Can you output the material exactly as written, minus any pictures it holds?

Data items
□ □ □ □
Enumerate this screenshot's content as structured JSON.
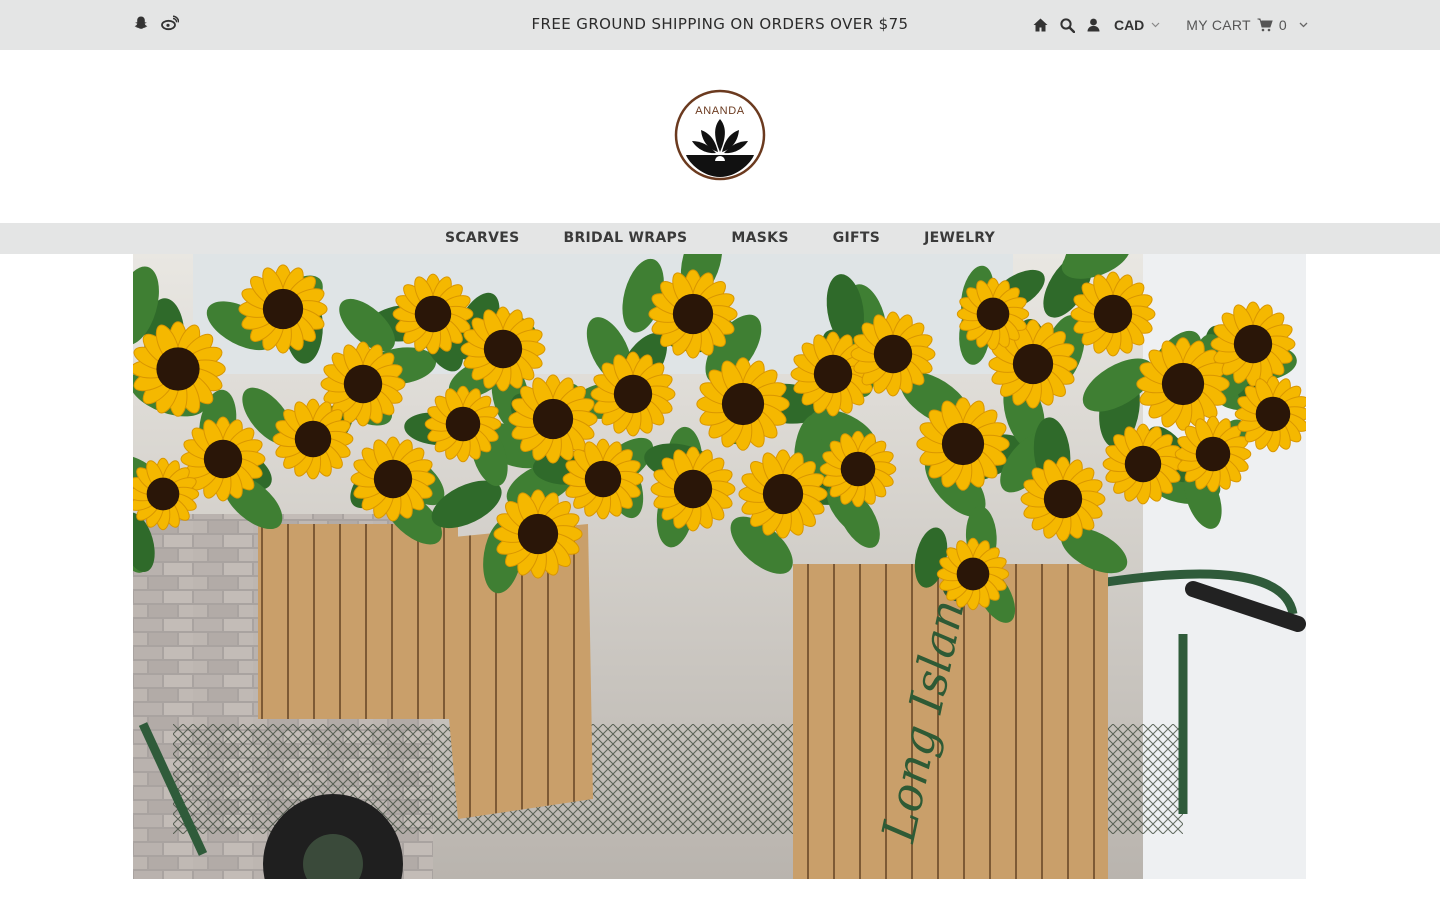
{
  "topbar": {
    "announcement": "FREE GROUND SHIPPING ON ORDERS OVER $75",
    "social_icons": [
      "snapchat-icon",
      "weibo-icon"
    ],
    "currency": "CAD",
    "cart_label": "MY CART",
    "cart_count": "0"
  },
  "logo": {
    "text": "ANANDA"
  },
  "nav": {
    "items": [
      {
        "label": "SCARVES"
      },
      {
        "label": "BRIDAL WRAPS"
      },
      {
        "label": "MASKS"
      },
      {
        "label": "GIFTS"
      },
      {
        "label": "JEWELRY"
      }
    ]
  },
  "colors": {
    "bar_bg": "#e4e5e5",
    "logo_ring": "#6b3a1f",
    "sunflower": "#f5b800"
  },
  "hero": {
    "subject": "sunflowers in wooden crates on a cart"
  }
}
□ □ □ □
[Expected answer]
Enumerate this screenshot's content as structured JSON.
{
  "topbar": {
    "announcement": "FREE GROUND SHIPPING ON ORDERS OVER $75",
    "social_icons": [
      "snapchat-icon",
      "weibo-icon"
    ],
    "currency": "CAD",
    "cart_label": "MY CART",
    "cart_count": "0"
  },
  "logo": {
    "text": "ANANDA"
  },
  "nav": {
    "items": [
      {
        "label": "SCARVES"
      },
      {
        "label": "BRIDAL WRAPS"
      },
      {
        "label": "MASKS"
      },
      {
        "label": "GIFTS"
      },
      {
        "label": "JEWELRY"
      }
    ]
  },
  "colors": {
    "bar_bg": "#e4e5e5",
    "logo_ring": "#6b3a1f",
    "sunflower": "#f5b800"
  },
  "hero": {
    "subject": "sunflowers in wooden crates on a cart"
  }
}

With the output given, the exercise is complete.